* Stored entries
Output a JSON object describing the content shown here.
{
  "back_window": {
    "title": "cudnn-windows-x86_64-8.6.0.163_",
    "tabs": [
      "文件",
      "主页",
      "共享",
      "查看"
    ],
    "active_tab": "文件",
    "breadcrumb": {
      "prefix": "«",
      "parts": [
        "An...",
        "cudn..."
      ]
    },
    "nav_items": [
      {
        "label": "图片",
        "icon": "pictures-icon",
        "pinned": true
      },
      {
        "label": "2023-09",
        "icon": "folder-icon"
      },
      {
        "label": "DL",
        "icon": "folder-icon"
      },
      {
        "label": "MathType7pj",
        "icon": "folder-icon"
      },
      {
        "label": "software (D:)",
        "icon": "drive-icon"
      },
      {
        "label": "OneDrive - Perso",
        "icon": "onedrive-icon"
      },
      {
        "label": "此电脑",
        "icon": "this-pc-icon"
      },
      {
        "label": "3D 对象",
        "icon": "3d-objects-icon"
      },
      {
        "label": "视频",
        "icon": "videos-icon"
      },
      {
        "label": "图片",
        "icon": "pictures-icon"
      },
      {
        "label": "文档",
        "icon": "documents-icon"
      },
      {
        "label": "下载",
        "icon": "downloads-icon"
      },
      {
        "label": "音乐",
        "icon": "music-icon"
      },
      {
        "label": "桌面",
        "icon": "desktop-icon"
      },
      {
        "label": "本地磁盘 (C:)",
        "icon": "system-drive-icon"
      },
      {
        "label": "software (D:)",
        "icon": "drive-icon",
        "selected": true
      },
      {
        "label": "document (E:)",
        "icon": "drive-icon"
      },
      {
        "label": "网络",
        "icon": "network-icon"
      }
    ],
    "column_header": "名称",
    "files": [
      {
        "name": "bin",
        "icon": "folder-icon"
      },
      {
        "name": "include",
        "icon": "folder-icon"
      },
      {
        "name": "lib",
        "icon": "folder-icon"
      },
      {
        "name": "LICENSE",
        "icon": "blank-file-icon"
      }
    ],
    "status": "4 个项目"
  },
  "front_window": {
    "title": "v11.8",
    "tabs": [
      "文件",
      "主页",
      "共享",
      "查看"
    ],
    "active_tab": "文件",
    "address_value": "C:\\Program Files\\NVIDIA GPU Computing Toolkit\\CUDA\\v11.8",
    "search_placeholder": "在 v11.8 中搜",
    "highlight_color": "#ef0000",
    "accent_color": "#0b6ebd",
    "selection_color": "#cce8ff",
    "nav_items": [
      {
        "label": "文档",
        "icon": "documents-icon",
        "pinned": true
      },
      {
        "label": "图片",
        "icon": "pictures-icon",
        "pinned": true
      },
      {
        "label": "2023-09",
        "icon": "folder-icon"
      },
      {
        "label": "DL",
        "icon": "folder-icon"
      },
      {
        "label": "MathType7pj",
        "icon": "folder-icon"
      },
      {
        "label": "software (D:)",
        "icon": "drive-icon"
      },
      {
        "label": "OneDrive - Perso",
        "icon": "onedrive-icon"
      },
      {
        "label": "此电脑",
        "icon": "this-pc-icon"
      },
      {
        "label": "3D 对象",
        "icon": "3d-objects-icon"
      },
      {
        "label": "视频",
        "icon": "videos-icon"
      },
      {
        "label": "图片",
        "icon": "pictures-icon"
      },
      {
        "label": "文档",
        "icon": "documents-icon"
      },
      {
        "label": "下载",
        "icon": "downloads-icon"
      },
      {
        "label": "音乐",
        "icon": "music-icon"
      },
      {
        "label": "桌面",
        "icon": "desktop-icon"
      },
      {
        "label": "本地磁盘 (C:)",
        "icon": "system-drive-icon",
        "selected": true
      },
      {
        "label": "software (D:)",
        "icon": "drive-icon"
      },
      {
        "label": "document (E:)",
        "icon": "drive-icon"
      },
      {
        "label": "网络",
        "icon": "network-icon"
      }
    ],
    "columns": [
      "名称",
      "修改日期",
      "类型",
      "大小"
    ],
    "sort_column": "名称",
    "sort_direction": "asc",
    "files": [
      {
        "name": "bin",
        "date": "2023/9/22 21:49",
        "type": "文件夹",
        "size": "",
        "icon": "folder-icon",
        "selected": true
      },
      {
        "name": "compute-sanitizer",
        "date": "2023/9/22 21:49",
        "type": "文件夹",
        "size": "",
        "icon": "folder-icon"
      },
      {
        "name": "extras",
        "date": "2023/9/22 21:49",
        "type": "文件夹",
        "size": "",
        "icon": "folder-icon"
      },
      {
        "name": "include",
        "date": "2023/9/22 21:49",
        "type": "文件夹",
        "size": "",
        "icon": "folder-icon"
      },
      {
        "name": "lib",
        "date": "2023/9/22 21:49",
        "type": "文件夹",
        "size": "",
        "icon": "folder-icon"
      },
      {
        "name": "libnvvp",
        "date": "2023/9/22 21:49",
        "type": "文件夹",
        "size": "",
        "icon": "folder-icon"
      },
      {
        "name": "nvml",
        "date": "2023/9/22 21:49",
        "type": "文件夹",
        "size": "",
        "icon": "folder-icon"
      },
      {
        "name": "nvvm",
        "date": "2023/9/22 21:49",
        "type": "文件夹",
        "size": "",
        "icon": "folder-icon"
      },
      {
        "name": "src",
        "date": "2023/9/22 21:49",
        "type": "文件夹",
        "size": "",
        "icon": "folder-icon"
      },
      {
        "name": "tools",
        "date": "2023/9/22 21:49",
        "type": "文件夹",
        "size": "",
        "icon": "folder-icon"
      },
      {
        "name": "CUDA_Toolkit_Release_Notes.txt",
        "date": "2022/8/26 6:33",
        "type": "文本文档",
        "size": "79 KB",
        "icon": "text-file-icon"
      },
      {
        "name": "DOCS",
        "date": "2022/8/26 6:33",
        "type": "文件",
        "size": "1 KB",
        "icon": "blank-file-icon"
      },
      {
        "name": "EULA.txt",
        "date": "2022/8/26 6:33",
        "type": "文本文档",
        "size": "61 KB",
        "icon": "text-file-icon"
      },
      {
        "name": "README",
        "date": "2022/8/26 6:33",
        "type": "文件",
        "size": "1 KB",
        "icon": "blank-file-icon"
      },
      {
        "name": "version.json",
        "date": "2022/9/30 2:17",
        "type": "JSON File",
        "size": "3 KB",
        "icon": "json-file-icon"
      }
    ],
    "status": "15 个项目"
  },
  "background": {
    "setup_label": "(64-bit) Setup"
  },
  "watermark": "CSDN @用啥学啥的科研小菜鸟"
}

* PROBLEM REQUIREMENTS
The entries above must be returned exactly.

* SOLUTION BELOW
Output a JSON object describing the content shown here.
{
  "back_window": {
    "title": "cudnn-windows-x86_64-8.6.0.163_",
    "tabs": [
      "文件",
      "主页",
      "共享",
      "查看"
    ],
    "active_tab": "文件",
    "breadcrumb": {
      "prefix": "«",
      "parts": [
        "An...",
        "cudn..."
      ]
    },
    "nav_items": [
      {
        "label": "图片",
        "icon": "pictures-icon",
        "pinned": true
      },
      {
        "label": "2023-09",
        "icon": "folder-icon"
      },
      {
        "label": "DL",
        "icon": "folder-icon"
      },
      {
        "label": "MathType7pj",
        "icon": "folder-icon"
      },
      {
        "label": "software (D:)",
        "icon": "drive-icon"
      },
      {
        "label": "OneDrive - Perso",
        "icon": "onedrive-icon"
      },
      {
        "label": "此电脑",
        "icon": "this-pc-icon"
      },
      {
        "label": "3D 对象",
        "icon": "3d-objects-icon"
      },
      {
        "label": "视频",
        "icon": "videos-icon"
      },
      {
        "label": "图片",
        "icon": "pictures-icon"
      },
      {
        "label": "文档",
        "icon": "documents-icon"
      },
      {
        "label": "下载",
        "icon": "downloads-icon"
      },
      {
        "label": "音乐",
        "icon": "music-icon"
      },
      {
        "label": "桌面",
        "icon": "desktop-icon"
      },
      {
        "label": "本地磁盘 (C:)",
        "icon": "system-drive-icon"
      },
      {
        "label": "software (D:)",
        "icon": "drive-icon",
        "selected": true
      },
      {
        "label": "document (E:)",
        "icon": "drive-icon"
      },
      {
        "label": "网络",
        "icon": "network-icon"
      }
    ],
    "column_header": "名称",
    "files": [
      {
        "name": "bin",
        "icon": "folder-icon"
      },
      {
        "name": "include",
        "icon": "folder-icon"
      },
      {
        "name": "lib",
        "icon": "folder-icon"
      },
      {
        "name": "LICENSE",
        "icon": "blank-file-icon"
      }
    ],
    "status": "4 个项目"
  },
  "front_window": {
    "title": "v11.8",
    "tabs": [
      "文件",
      "主页",
      "共享",
      "查看"
    ],
    "active_tab": "文件",
    "address_value": "C:\\Program Files\\NVIDIA GPU Computing Toolkit\\CUDA\\v11.8",
    "search_placeholder": "在 v11.8 中搜",
    "highlight_color": "#ef0000",
    "accent_color": "#0b6ebd",
    "selection_color": "#cce8ff",
    "nav_items": [
      {
        "label": "文档",
        "icon": "documents-icon",
        "pinned": true
      },
      {
        "label": "图片",
        "icon": "pictures-icon",
        "pinned": true
      },
      {
        "label": "2023-09",
        "icon": "folder-icon"
      },
      {
        "label": "DL",
        "icon": "folder-icon"
      },
      {
        "label": "MathType7pj",
        "icon": "folder-icon"
      },
      {
        "label": "software (D:)",
        "icon": "drive-icon"
      },
      {
        "label": "OneDrive - Perso",
        "icon": "onedrive-icon"
      },
      {
        "label": "此电脑",
        "icon": "this-pc-icon"
      },
      {
        "label": "3D 对象",
        "icon": "3d-objects-icon"
      },
      {
        "label": "视频",
        "icon": "videos-icon"
      },
      {
        "label": "图片",
        "icon": "pictures-icon"
      },
      {
        "label": "文档",
        "icon": "documents-icon"
      },
      {
        "label": "下载",
        "icon": "downloads-icon"
      },
      {
        "label": "音乐",
        "icon": "music-icon"
      },
      {
        "label": "桌面",
        "icon": "desktop-icon"
      },
      {
        "label": "本地磁盘 (C:)",
        "icon": "system-drive-icon",
        "selected": true
      },
      {
        "label": "software (D:)",
        "icon": "drive-icon"
      },
      {
        "label": "document (E:)",
        "icon": "drive-icon"
      },
      {
        "label": "网络",
        "icon": "network-icon"
      }
    ],
    "columns": [
      "名称",
      "修改日期",
      "类型",
      "大小"
    ],
    "sort_column": "名称",
    "sort_direction": "asc",
    "files": [
      {
        "name": "bin",
        "date": "2023/9/22 21:49",
        "type": "文件夹",
        "size": "",
        "icon": "folder-icon",
        "selected": true
      },
      {
        "name": "compute-sanitizer",
        "date": "2023/9/22 21:49",
        "type": "文件夹",
        "size": "",
        "icon": "folder-icon"
      },
      {
        "name": "extras",
        "date": "2023/9/22 21:49",
        "type": "文件夹",
        "size": "",
        "icon": "folder-icon"
      },
      {
        "name": "include",
        "date": "2023/9/22 21:49",
        "type": "文件夹",
        "size": "",
        "icon": "folder-icon"
      },
      {
        "name": "lib",
        "date": "2023/9/22 21:49",
        "type": "文件夹",
        "size": "",
        "icon": "folder-icon"
      },
      {
        "name": "libnvvp",
        "date": "2023/9/22 21:49",
        "type": "文件夹",
        "size": "",
        "icon": "folder-icon"
      },
      {
        "name": "nvml",
        "date": "2023/9/22 21:49",
        "type": "文件夹",
        "size": "",
        "icon": "folder-icon"
      },
      {
        "name": "nvvm",
        "date": "2023/9/22 21:49",
        "type": "文件夹",
        "size": "",
        "icon": "folder-icon"
      },
      {
        "name": "src",
        "date": "2023/9/22 21:49",
        "type": "文件夹",
        "size": "",
        "icon": "folder-icon"
      },
      {
        "name": "tools",
        "date": "2023/9/22 21:49",
        "type": "文件夹",
        "size": "",
        "icon": "folder-icon"
      },
      {
        "name": "CUDA_Toolkit_Release_Notes.txt",
        "date": "2022/8/26 6:33",
        "type": "文本文档",
        "size": "79 KB",
        "icon": "text-file-icon"
      },
      {
        "name": "DOCS",
        "date": "2022/8/26 6:33",
        "type": "文件",
        "size": "1 KB",
        "icon": "blank-file-icon"
      },
      {
        "name": "EULA.txt",
        "date": "2022/8/26 6:33",
        "type": "文本文档",
        "size": "61 KB",
        "icon": "text-file-icon"
      },
      {
        "name": "README",
        "date": "2022/8/26 6:33",
        "type": "文件",
        "size": "1 KB",
        "icon": "blank-file-icon"
      },
      {
        "name": "version.json",
        "date": "2022/9/30 2:17",
        "type": "JSON File",
        "size": "3 KB",
        "icon": "json-file-icon"
      }
    ],
    "status": "15 个项目"
  },
  "background": {
    "setup_label": "(64-bit) Setup"
  },
  "watermark": "CSDN @用啥学啥的科研小菜鸟"
}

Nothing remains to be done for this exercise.